Extracted data entries
--- START ---

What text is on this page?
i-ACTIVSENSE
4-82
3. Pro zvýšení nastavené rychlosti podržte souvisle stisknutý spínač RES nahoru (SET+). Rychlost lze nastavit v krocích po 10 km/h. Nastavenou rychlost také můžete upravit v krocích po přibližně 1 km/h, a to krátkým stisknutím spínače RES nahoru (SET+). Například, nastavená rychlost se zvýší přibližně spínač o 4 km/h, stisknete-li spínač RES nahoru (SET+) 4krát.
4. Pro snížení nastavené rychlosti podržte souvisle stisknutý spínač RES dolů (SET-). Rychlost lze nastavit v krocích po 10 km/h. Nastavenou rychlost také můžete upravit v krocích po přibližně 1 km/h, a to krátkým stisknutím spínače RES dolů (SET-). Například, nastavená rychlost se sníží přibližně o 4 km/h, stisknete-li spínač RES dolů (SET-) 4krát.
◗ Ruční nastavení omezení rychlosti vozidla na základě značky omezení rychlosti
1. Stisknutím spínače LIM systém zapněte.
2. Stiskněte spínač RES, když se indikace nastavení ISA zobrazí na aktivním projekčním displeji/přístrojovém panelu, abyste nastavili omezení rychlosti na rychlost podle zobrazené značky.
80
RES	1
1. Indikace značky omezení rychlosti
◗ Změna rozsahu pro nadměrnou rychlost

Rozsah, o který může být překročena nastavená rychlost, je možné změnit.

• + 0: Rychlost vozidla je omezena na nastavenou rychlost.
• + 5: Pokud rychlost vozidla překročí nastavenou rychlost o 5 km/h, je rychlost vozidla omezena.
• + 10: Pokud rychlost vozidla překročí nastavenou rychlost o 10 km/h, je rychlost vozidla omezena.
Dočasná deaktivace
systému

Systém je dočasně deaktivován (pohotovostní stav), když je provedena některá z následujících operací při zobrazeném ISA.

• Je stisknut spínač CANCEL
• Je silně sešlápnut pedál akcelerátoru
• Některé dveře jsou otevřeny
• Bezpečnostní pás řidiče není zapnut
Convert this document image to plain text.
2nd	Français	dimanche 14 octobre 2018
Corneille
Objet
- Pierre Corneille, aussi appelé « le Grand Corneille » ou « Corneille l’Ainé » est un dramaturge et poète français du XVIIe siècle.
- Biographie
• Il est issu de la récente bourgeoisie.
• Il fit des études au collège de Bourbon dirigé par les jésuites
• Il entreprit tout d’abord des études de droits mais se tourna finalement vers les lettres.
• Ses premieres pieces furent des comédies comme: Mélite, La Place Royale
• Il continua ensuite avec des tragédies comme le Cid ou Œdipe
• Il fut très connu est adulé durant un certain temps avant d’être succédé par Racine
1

--- END ---

Print again the material above, limited to the lines from the one holding "Convert this document image to plain text." through the last, inclusive.

Convert this document image to plain text.
2nd	Français	dimanche 14 octobre 2018
Corneille
Objet
- Pierre Corneille, aussi appelé « le Grand Corneille » ou « Corneille l’Ainé » est un dramaturge et poète français du XVIIe siècle.
- Biographie
• Il est issu de la récente bourgeoisie.
• Il fit des études au collège de Bourbon dirigé par les jésuites
• Il entreprit tout d’abord des études de droits mais se tourna finalement vers les lettres.
• Ses premieres pieces furent des comédies comme: Mélite, La Place Royale
• Il continua ensuite avec des tragédies comme le Cid ou Œdipe
• Il fut très connu est adulé durant un certain temps avant d’être succédé par Racine
1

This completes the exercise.